Records provided:

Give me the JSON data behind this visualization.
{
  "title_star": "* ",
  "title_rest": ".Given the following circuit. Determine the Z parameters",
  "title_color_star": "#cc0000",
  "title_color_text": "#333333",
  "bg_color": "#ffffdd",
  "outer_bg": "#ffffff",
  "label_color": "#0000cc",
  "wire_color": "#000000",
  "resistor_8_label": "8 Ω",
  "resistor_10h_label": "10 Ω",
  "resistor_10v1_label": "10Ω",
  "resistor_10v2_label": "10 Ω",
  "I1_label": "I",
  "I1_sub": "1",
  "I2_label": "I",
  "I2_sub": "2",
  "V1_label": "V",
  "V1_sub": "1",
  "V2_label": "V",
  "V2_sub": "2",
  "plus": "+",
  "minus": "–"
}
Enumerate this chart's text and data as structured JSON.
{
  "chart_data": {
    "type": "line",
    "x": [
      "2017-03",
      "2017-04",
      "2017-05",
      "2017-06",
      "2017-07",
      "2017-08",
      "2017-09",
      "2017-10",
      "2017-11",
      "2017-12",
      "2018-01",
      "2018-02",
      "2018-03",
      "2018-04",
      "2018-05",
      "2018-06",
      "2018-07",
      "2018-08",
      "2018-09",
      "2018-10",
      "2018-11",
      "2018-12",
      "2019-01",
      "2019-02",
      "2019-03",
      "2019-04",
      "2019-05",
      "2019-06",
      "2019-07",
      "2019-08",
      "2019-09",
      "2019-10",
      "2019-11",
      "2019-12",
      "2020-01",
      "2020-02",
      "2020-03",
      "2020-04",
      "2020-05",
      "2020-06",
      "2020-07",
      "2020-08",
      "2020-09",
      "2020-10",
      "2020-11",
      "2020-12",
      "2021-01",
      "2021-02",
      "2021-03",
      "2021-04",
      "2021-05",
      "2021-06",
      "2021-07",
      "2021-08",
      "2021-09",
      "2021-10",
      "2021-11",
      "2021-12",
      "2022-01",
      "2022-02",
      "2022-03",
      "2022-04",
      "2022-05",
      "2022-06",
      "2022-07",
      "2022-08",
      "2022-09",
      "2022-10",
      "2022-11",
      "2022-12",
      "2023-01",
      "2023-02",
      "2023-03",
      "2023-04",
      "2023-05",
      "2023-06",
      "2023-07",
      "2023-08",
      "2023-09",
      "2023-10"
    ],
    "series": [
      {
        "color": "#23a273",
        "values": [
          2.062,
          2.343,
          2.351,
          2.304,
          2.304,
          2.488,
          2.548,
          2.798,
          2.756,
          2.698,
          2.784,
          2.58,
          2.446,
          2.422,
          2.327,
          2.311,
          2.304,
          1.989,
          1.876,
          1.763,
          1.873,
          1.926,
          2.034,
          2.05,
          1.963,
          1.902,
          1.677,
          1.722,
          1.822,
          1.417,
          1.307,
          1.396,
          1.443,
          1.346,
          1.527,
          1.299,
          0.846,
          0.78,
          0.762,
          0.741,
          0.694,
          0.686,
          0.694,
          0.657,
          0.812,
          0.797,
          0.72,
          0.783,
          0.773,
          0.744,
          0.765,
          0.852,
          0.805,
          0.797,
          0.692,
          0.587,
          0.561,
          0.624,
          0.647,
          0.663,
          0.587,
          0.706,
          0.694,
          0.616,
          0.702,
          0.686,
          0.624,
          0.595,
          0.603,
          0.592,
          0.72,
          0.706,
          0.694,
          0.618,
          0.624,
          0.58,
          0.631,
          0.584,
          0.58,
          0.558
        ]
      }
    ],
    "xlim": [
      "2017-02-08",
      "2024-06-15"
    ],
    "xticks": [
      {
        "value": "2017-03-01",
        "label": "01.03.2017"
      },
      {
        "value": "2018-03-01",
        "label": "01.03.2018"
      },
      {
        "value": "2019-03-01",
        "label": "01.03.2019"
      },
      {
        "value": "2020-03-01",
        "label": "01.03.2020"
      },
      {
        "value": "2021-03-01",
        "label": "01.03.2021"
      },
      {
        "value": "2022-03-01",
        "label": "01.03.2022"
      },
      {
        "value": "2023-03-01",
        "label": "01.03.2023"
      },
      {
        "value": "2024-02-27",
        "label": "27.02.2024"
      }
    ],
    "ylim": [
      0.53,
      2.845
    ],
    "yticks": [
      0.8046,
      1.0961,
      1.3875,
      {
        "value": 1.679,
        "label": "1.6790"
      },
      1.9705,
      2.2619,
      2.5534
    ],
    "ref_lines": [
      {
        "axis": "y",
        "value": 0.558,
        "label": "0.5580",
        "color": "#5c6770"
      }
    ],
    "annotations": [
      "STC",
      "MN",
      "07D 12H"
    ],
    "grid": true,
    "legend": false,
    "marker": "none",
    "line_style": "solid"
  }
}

Directive:
Reproduce the data in full, exactly as presented.

Result below:
Give me the JSON data behind this visualization.
{
  "title_star": "* ",
  "title_rest": ".Given the following circuit. Determine the Z parameters",
  "title_color_star": "#cc0000",
  "title_color_text": "#333333",
  "bg_color": "#ffffdd",
  "outer_bg": "#ffffff",
  "label_color": "#0000cc",
  "wire_color": "#000000",
  "resistor_8_label": "8 Ω",
  "resistor_10h_label": "10 Ω",
  "resistor_10v1_label": "10Ω",
  "resistor_10v2_label": "10 Ω",
  "I1_label": "I",
  "I1_sub": "1",
  "I2_label": "I",
  "I2_sub": "2",
  "V1_label": "V",
  "V1_sub": "1",
  "V2_label": "V",
  "V2_sub": "2",
  "plus": "+",
  "minus": "–"
}
Enumerate this chart's text and data as structured JSON.
{
  "chart_data": {
    "type": "line",
    "x": [
      "2017-03",
      "2017-04",
      "2017-05",
      "2017-06",
      "2017-07",
      "2017-08",
      "2017-09",
      "2017-10",
      "2017-11",
      "2017-12",
      "2018-01",
      "2018-02",
      "2018-03",
      "2018-04",
      "2018-05",
      "2018-06",
      "2018-07",
      "2018-08",
      "2018-09",
      "2018-10",
      "2018-11",
      "2018-12",
      "2019-01",
      "2019-02",
      "2019-03",
      "2019-04",
      "2019-05",
      "2019-06",
      "2019-07",
      "2019-08",
      "2019-09",
      "2019-10",
      "2019-11",
      "2019-12",
      "2020-01",
      "2020-02",
      "2020-03",
      "2020-04",
      "2020-05",
      "2020-06",
      "2020-07",
      "2020-08",
      "2020-09",
      "2020-10",
      "2020-11",
      "2020-12",
      "2021-01",
      "2021-02",
      "2021-03",
      "2021-04",
      "2021-05",
      "2021-06",
      "2021-07",
      "2021-08",
      "2021-09",
      "2021-10",
      "2021-11",
      "2021-12",
      "2022-01",
      "2022-02",
      "2022-03",
      "2022-04",
      "2022-05",
      "2022-06",
      "2022-07",
      "2022-08",
      "2022-09",
      "2022-10",
      "2022-11",
      "2022-12",
      "2023-01",
      "2023-02",
      "2023-03",
      "2023-04",
      "2023-05",
      "2023-06",
      "2023-07",
      "2023-08",
      "2023-09",
      "2023-10"
    ],
    "series": [
      {
        "color": "#23a273",
        "values": [
          2.062,
          2.343,
          2.351,
          2.304,
          2.304,
          2.488,
          2.548,
          2.798,
          2.756,
          2.698,
          2.784,
          2.58,
          2.446,
          2.422,
          2.327,
          2.311,
          2.304,
          1.989,
          1.876,
          1.763,
          1.873,
          1.926,
          2.034,
          2.05,
          1.963,
          1.902,
          1.677,
          1.722,
          1.822,
          1.417,
          1.307,
          1.396,
          1.443,
          1.346,
          1.527,
          1.299,
          0.846,
          0.78,
          0.762,
          0.741,
          0.694,
          0.686,
          0.694,
          0.657,
          0.812,
          0.797,
          0.72,
          0.783,
          0.773,
          0.744,
          0.765,
          0.852,
          0.805,
          0.797,
          0.692,
          0.587,
          0.561,
          0.624,
          0.647,
          0.663,
          0.587,
          0.706,
          0.694,
          0.616,
          0.702,
          0.686,
          0.624,
          0.595,
          0.603,
          0.592,
          0.72,
          0.706,
          0.694,
          0.618,
          0.624,
          0.58,
          0.631,
          0.584,
          0.58,
          0.558
        ]
      }
    ],
    "xlim": [
      "2017-02-08",
      "2024-06-15"
    ],
    "xticks": [
      {
        "value": "2017-03-01",
        "label": "01.03.2017"
      },
      {
        "value": "2018-03-01",
        "label": "01.03.2018"
      },
      {
        "value": "2019-03-01",
        "label": "01.03.2019"
      },
      {
        "value": "2020-03-01",
        "label": "01.03.2020"
      },
      {
        "value": "2021-03-01",
        "label": "01.03.2021"
      },
      {
        "value": "2022-03-01",
        "label": "01.03.2022"
      },
      {
        "value": "2023-03-01",
        "label": "01.03.2023"
      },
      {
        "value": "2024-02-27",
        "label": "27.02.2024"
      }
    ],
    "ylim": [
      0.53,
      2.845
    ],
    "yticks": [
      0.8046,
      1.0961,
      1.3875,
      {
        "value": 1.679,
        "label": "1.6790"
      },
      1.9705,
      2.2619,
      2.5534
    ],
    "ref_lines": [
      {
        "axis": "y",
        "value": 0.558,
        "label": "0.5580",
        "color": "#5c6770"
      }
    ],
    "annotations": [
      "STC",
      "MN",
      "07D 12H"
    ],
    "grid": true,
    "legend": false,
    "marker": "none",
    "line_style": "solid"
  }
}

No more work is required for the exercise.